* Information supplied:
______________________________

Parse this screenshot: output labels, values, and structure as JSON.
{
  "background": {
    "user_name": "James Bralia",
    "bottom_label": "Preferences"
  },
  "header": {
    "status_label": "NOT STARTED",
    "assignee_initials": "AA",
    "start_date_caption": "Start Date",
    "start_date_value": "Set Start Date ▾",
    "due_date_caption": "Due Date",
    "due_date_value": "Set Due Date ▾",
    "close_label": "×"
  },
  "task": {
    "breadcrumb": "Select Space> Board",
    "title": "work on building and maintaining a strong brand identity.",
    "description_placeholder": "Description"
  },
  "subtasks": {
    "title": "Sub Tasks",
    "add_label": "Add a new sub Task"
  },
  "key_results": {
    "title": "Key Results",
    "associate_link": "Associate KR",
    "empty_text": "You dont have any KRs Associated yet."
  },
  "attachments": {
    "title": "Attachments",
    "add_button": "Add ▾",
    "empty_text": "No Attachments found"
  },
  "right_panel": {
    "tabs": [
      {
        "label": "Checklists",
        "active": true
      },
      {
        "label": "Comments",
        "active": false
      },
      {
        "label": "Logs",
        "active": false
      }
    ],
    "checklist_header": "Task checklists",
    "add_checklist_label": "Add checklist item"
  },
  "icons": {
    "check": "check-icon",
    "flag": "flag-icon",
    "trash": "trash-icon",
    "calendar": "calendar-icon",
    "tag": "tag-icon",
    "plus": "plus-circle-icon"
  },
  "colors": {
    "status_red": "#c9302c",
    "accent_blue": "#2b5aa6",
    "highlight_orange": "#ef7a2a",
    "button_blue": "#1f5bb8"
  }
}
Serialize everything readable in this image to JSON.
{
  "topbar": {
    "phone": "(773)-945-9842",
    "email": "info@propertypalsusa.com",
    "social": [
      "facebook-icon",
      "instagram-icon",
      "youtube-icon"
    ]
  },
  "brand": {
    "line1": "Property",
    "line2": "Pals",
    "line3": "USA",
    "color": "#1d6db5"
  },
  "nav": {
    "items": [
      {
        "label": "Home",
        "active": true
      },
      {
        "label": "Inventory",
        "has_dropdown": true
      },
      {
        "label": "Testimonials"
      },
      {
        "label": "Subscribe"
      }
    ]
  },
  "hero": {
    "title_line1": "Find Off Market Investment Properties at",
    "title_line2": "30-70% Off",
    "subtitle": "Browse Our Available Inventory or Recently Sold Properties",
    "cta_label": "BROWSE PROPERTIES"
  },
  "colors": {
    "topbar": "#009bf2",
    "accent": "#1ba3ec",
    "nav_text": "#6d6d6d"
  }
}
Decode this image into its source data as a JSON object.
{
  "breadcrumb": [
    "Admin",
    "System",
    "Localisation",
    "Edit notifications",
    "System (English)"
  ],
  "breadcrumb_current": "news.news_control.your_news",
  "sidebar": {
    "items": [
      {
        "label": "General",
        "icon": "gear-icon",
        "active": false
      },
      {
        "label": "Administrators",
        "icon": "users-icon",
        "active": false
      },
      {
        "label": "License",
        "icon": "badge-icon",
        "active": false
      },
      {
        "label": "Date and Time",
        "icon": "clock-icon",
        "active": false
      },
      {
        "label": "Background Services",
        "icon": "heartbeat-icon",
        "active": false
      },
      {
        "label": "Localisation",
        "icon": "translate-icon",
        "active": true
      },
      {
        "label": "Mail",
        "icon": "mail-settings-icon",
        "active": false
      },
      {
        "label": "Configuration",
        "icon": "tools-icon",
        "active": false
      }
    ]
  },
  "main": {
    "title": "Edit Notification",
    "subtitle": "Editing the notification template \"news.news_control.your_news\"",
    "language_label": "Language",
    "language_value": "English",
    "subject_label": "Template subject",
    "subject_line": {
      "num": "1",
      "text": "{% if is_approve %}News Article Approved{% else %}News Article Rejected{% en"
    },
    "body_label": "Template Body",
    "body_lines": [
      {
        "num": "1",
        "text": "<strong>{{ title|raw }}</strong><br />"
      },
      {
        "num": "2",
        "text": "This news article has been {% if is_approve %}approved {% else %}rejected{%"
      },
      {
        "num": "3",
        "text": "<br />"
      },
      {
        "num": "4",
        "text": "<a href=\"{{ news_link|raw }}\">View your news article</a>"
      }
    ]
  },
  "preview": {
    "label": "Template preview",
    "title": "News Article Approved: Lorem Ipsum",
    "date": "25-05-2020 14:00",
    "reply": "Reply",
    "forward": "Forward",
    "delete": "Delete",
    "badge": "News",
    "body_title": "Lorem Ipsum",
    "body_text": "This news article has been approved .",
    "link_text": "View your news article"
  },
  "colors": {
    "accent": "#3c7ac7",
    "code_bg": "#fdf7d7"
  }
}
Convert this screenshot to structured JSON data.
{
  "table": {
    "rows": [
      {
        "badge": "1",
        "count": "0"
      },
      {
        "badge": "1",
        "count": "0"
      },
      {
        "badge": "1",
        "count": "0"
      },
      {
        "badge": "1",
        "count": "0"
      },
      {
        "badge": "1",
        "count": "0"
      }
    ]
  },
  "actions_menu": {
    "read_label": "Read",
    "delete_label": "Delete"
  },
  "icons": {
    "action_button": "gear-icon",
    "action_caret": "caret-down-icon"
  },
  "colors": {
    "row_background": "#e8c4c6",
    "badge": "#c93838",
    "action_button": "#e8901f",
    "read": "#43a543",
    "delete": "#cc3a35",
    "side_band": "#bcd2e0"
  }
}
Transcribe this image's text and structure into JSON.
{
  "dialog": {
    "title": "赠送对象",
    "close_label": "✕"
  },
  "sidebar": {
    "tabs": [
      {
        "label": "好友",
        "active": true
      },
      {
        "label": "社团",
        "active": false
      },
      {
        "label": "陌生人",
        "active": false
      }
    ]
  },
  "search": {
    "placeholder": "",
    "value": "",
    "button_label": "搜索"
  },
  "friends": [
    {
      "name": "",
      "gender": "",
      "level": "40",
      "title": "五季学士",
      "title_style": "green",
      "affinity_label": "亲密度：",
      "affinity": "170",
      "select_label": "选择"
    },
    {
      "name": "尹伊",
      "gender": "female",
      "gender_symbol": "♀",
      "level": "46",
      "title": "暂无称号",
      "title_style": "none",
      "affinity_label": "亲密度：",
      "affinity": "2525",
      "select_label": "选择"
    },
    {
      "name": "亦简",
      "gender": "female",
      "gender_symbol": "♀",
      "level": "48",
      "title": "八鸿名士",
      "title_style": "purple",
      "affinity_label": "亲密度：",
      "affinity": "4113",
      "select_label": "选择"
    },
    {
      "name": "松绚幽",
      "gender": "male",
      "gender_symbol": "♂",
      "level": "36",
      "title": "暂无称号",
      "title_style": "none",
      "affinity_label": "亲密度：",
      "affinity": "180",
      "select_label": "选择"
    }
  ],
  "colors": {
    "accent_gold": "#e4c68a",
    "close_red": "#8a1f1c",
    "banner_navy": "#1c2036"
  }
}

______________________________

* Your instructions: Copy the records above exactly as they appear.

* Exercise solution:
Parse this screenshot: output labels, values, and structure as JSON.
{
  "background": {
    "user_name": "James Bralia",
    "bottom_label": "Preferences"
  },
  "header": {
    "status_label": "NOT STARTED",
    "assignee_initials": "AA",
    "start_date_caption": "Start Date",
    "start_date_value": "Set Start Date ▾",
    "due_date_caption": "Due Date",
    "due_date_value": "Set Due Date ▾",
    "close_label": "×"
  },
  "task": {
    "breadcrumb": "Select Space> Board",
    "title": "work on building and maintaining a strong brand identity.",
    "description_placeholder": "Description"
  },
  "subtasks": {
    "title": "Sub Tasks",
    "add_label": "Add a new sub Task"
  },
  "key_results": {
    "title": "Key Results",
    "associate_link": "Associate KR",
    "empty_text": "You dont have any KRs Associated yet."
  },
  "attachments": {
    "title": "Attachments",
    "add_button": "Add ▾",
    "empty_text": "No Attachments found"
  },
  "right_panel": {
    "tabs": [
      {
        "label": "Checklists",
        "active": true
      },
      {
        "label": "Comments",
        "active": false
      },
      {
        "label": "Logs",
        "active": false
      }
    ],
    "checklist_header": "Task checklists",
    "add_checklist_label": "Add checklist item"
  },
  "icons": {
    "check": "check-icon",
    "flag": "flag-icon",
    "trash": "trash-icon",
    "calendar": "calendar-icon",
    "tag": "tag-icon",
    "plus": "plus-circle-icon"
  },
  "colors": {
    "status_red": "#c9302c",
    "accent_blue": "#2b5aa6",
    "highlight_orange": "#ef7a2a",
    "button_blue": "#1f5bb8"
  }
}
Serialize everything readable in this image to JSON.
{
  "topbar": {
    "phone": "(773)-945-9842",
    "email": "info@propertypalsusa.com",
    "social": [
      "facebook-icon",
      "instagram-icon",
      "youtube-icon"
    ]
  },
  "brand": {
    "line1": "Property",
    "line2": "Pals",
    "line3": "USA",
    "color": "#1d6db5"
  },
  "nav": {
    "items": [
      {
        "label": "Home",
        "active": true
      },
      {
        "label": "Inventory",
        "has_dropdown": true
      },
      {
        "label": "Testimonials"
      },
      {
        "label": "Subscribe"
      }
    ]
  },
  "hero": {
    "title_line1": "Find Off Market Investment Properties at",
    "title_line2": "30-70% Off",
    "subtitle": "Browse Our Available Inventory or Recently Sold Properties",
    "cta_label": "BROWSE PROPERTIES"
  },
  "colors": {
    "topbar": "#009bf2",
    "accent": "#1ba3ec",
    "nav_text": "#6d6d6d"
  }
}
Decode this image into its source data as a JSON object.
{
  "breadcrumb": [
    "Admin",
    "System",
    "Localisation",
    "Edit notifications",
    "System (English)"
  ],
  "breadcrumb_current": "news.news_control.your_news",
  "sidebar": {
    "items": [
      {
        "label": "General",
        "icon": "gear-icon",
        "active": false
      },
      {
        "label": "Administrators",
        "icon": "users-icon",
        "active": false
      },
      {
        "label": "License",
        "icon": "badge-icon",
        "active": false
      },
      {
        "label": "Date and Time",
        "icon": "clock-icon",
        "active": false
      },
      {
        "label": "Background Services",
        "icon": "heartbeat-icon",
        "active": false
      },
      {
        "label": "Localisation",
        "icon": "translate-icon",
        "active": true
      },
      {
        "label": "Mail",
        "icon": "mail-settings-icon",
        "active": false
      },
      {
        "label": "Configuration",
        "icon": "tools-icon",
        "active": false
      }
    ]
  },
  "main": {
    "title": "Edit Notification",
    "subtitle": "Editing the notification template \"news.news_control.your_news\"",
    "language_label": "Language",
    "language_value": "English",
    "subject_label": "Template subject",
    "subject_line": {
      "num": "1",
      "text": "{% if is_approve %}News Article Approved{% else %}News Article Rejected{% en"
    },
    "body_label": "Template Body",
    "body_lines": [
      {
        "num": "1",
        "text": "<strong>{{ title|raw }}</strong><br />"
      },
      {
        "num": "2",
        "text": "This news article has been {% if is_approve %}approved {% else %}rejected{%"
      },
      {
        "num": "3",
        "text": "<br />"
      },
      {
        "num": "4",
        "text": "<a href=\"{{ news_link|raw }}\">View your news article</a>"
      }
    ]
  },
  "preview": {
    "label": "Template preview",
    "title": "News Article Approved: Lorem Ipsum",
    "date": "25-05-2020 14:00",
    "reply": "Reply",
    "forward": "Forward",
    "delete": "Delete",
    "badge": "News",
    "body_title": "Lorem Ipsum",
    "body_text": "This news article has been approved .",
    "link_text": "View your news article"
  },
  "colors": {
    "accent": "#3c7ac7",
    "code_bg": "#fdf7d7"
  }
}
Convert this screenshot to structured JSON data.
{
  "table": {
    "rows": [
      {
        "badge": "1",
        "count": "0"
      },
      {
        "badge": "1",
        "count": "0"
      },
      {
        "badge": "1",
        "count": "0"
      },
      {
        "badge": "1",
        "count": "0"
      },
      {
        "badge": "1",
        "count": "0"
      }
    ]
  },
  "actions_menu": {
    "read_label": "Read",
    "delete_label": "Delete"
  },
  "icons": {
    "action_button": "gear-icon",
    "action_caret": "caret-down-icon"
  },
  "colors": {
    "row_background": "#e8c4c6",
    "badge": "#c93838",
    "action_button": "#e8901f",
    "read": "#43a543",
    "delete": "#cc3a35",
    "side_band": "#bcd2e0"
  }
}
Transcribe this image's text and structure into JSON.
{
  "dialog": {
    "title": "赠送对象",
    "close_label": "✕"
  },
  "sidebar": {
    "tabs": [
      {
        "label": "好友",
        "active": true
      },
      {
        "label": "社团",
        "active": false
      },
      {
        "label": "陌生人",
        "active": false
      }
    ]
  },
  "search": {
    "placeholder": "",
    "value": "",
    "button_label": "搜索"
  },
  "friends": [
    {
      "name": "",
      "gender": "",
      "level": "40",
      "title": "五季学士",
      "title_style": "green",
      "affinity_label": "亲密度：",
      "affinity": "170",
      "select_label": "选择"
    },
    {
      "name": "尹伊",
      "gender": "female",
      "gender_symbol": "♀",
      "level": "46",
      "title": "暂无称号",
      "title_style": "none",
      "affinity_label": "亲密度：",
      "affinity": "2525",
      "select_label": "选择"
    },
    {
      "name": "亦简",
      "gender": "female",
      "gender_symbol": "♀",
      "level": "48",
      "title": "八鸿名士",
      "title_style": "purple",
      "affinity_label": "亲密度：",
      "affinity": "4113",
      "select_label": "选择"
    },
    {
      "name": "松绚幽",
      "gender": "male",
      "gender_symbol": "♂",
      "level": "36",
      "title": "暂无称号",
      "title_style": "none",
      "affinity_label": "亲密度：",
      "affinity": "180",
      "select_label": "选择"
    }
  ],
  "colors": {
    "accent_gold": "#e4c68a",
    "close_red": "#8a1f1c",
    "banner_navy": "#1c2036"
  }
}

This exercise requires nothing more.